== Entries ==

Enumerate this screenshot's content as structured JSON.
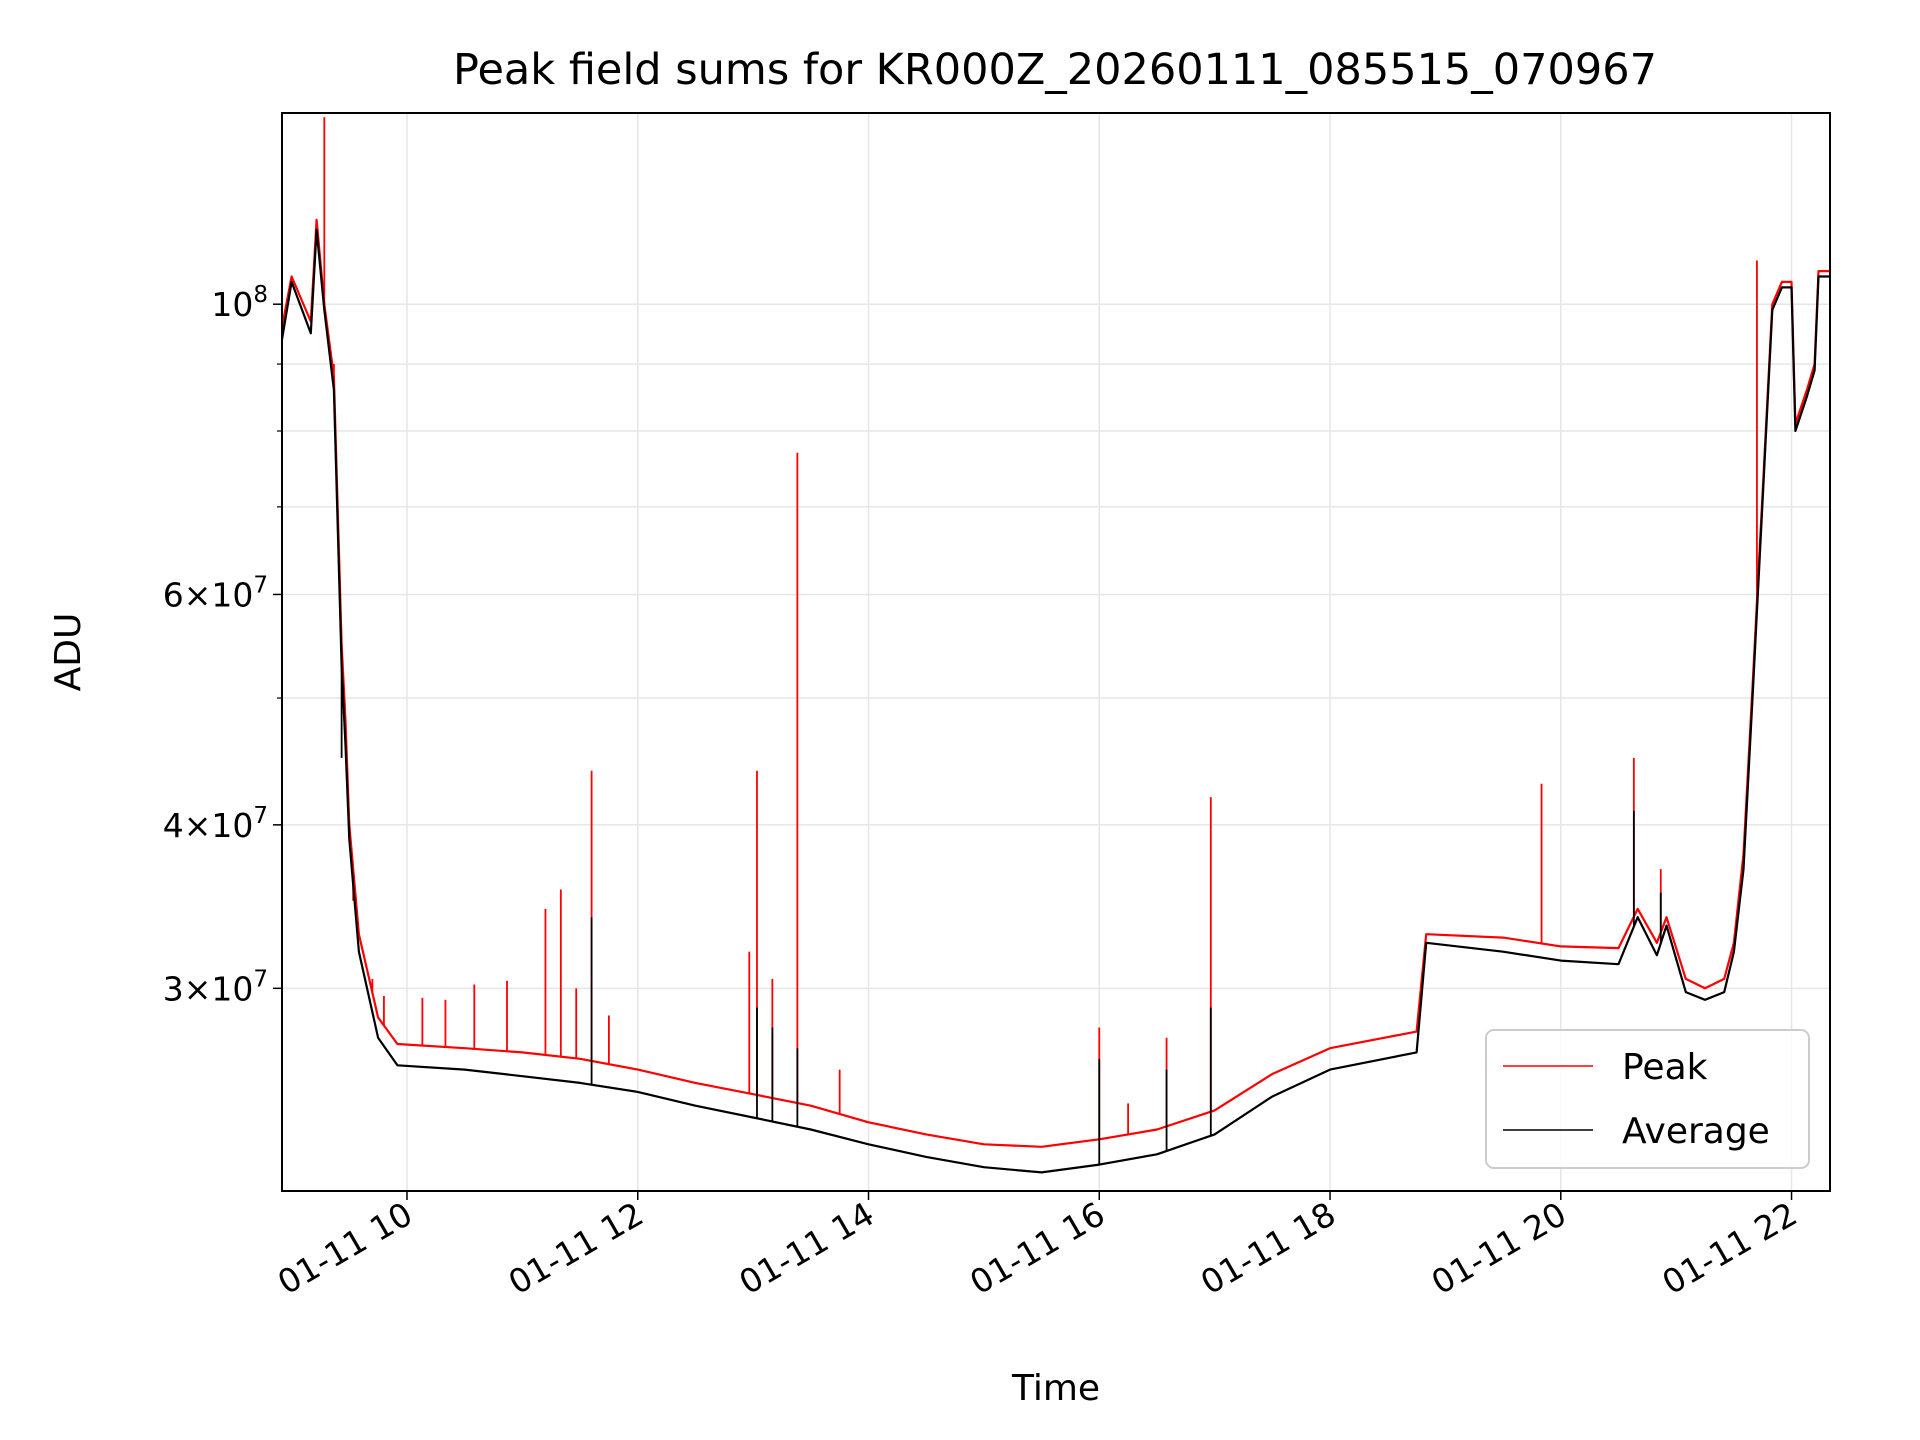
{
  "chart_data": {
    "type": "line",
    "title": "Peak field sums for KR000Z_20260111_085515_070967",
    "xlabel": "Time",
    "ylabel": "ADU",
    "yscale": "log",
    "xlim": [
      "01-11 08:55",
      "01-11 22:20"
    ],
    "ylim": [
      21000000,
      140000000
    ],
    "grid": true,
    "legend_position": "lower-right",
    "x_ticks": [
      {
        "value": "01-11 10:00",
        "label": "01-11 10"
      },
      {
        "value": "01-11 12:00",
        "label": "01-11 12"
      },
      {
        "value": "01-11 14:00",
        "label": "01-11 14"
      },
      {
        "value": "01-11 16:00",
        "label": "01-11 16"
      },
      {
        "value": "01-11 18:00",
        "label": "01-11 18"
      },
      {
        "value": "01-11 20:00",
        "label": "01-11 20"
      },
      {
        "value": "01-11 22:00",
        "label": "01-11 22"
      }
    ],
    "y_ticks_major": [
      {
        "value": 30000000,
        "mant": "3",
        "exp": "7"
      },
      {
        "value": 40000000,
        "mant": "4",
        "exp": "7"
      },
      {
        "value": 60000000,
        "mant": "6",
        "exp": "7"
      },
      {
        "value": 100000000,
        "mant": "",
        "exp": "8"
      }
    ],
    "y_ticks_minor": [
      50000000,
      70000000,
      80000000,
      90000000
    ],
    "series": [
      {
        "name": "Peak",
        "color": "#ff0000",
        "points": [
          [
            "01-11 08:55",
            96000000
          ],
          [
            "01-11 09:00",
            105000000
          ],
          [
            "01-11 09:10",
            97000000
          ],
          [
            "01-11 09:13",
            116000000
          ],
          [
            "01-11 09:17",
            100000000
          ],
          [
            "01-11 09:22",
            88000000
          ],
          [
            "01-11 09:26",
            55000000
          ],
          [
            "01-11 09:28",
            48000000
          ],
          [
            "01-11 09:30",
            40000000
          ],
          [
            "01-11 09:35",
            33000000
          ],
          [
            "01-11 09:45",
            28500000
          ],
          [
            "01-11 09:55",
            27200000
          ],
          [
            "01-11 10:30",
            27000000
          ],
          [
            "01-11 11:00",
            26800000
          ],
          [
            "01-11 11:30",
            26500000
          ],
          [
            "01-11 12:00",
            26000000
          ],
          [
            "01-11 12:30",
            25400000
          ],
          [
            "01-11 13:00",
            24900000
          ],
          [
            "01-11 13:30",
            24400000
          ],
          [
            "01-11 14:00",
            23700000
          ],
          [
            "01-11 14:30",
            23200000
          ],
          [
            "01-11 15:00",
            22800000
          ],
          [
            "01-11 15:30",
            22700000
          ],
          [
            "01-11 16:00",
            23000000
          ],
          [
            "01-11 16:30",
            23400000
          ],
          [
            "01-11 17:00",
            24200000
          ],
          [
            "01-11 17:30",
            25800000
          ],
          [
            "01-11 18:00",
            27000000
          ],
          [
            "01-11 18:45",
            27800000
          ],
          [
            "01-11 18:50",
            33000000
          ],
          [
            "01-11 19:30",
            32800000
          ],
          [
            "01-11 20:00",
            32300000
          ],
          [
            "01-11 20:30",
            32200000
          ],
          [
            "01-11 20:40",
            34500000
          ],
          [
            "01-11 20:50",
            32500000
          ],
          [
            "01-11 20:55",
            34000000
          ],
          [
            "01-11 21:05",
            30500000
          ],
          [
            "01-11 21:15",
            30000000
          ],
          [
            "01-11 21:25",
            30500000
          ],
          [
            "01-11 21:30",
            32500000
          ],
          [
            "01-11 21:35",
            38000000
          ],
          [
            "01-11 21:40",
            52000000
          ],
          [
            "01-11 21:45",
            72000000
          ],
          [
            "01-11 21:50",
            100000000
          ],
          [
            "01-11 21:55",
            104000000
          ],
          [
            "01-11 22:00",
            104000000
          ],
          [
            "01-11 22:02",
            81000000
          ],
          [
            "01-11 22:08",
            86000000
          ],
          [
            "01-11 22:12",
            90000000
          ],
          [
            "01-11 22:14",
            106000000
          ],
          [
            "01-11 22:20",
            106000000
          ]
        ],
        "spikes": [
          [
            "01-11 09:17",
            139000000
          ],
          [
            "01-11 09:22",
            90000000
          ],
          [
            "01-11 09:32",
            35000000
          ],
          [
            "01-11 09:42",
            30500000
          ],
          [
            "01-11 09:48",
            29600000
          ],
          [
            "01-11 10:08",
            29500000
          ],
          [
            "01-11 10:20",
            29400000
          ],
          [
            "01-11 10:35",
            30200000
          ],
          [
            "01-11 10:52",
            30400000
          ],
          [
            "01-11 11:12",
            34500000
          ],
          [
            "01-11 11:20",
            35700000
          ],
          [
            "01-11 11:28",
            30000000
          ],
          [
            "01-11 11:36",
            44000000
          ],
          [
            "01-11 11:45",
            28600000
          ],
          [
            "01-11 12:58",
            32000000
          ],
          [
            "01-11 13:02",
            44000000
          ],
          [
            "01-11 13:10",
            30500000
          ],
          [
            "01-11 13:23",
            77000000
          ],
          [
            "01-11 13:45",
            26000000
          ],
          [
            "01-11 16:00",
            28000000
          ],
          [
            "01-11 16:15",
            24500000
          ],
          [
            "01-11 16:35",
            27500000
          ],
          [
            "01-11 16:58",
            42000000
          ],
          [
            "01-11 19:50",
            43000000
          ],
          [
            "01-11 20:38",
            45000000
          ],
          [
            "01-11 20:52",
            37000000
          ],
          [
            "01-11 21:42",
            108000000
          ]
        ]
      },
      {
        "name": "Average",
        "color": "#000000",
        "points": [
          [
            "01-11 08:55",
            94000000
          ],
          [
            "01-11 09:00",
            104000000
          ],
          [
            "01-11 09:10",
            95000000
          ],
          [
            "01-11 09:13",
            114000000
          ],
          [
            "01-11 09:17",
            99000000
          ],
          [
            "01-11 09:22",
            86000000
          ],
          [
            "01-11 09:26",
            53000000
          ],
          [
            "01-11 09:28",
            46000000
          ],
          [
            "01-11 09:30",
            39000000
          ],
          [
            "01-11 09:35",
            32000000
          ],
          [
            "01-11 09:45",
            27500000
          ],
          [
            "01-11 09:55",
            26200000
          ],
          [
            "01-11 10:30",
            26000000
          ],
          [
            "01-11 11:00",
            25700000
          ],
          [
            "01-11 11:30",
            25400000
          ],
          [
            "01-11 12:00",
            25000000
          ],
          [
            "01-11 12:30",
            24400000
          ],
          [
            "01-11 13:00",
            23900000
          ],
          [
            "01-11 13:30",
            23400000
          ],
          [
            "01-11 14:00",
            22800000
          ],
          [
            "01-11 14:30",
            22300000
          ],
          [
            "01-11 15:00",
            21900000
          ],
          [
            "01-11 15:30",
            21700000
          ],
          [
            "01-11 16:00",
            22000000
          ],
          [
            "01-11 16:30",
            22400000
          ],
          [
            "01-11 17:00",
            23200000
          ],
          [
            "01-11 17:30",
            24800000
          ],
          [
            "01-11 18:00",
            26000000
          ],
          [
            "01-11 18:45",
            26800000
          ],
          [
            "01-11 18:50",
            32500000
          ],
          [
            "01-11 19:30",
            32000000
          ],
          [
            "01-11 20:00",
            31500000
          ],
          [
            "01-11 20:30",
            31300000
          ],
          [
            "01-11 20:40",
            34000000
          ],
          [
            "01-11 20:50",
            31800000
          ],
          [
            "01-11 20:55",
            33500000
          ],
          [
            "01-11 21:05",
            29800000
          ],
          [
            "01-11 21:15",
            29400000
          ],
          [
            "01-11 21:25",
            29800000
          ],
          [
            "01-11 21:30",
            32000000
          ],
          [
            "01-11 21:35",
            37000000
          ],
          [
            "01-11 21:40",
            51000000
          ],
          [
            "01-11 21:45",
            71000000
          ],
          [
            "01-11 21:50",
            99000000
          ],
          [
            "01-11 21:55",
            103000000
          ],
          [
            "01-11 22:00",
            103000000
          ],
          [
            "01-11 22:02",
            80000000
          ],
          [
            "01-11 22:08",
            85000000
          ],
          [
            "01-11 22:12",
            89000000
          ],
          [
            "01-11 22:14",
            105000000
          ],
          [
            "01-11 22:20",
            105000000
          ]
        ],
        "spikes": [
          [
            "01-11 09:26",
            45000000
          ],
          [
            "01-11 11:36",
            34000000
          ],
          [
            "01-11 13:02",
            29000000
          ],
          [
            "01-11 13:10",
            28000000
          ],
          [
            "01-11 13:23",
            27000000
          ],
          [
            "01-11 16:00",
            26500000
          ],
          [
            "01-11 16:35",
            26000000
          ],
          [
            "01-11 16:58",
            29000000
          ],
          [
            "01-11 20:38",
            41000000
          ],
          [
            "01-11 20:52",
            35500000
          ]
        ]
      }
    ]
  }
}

===

### Your goal
Out of the material above, select every line that holds the string "Peak".

### Full output
    "title": "Peak field sums for KR000Z_20260111_085515_070967",
        "name": "Peak",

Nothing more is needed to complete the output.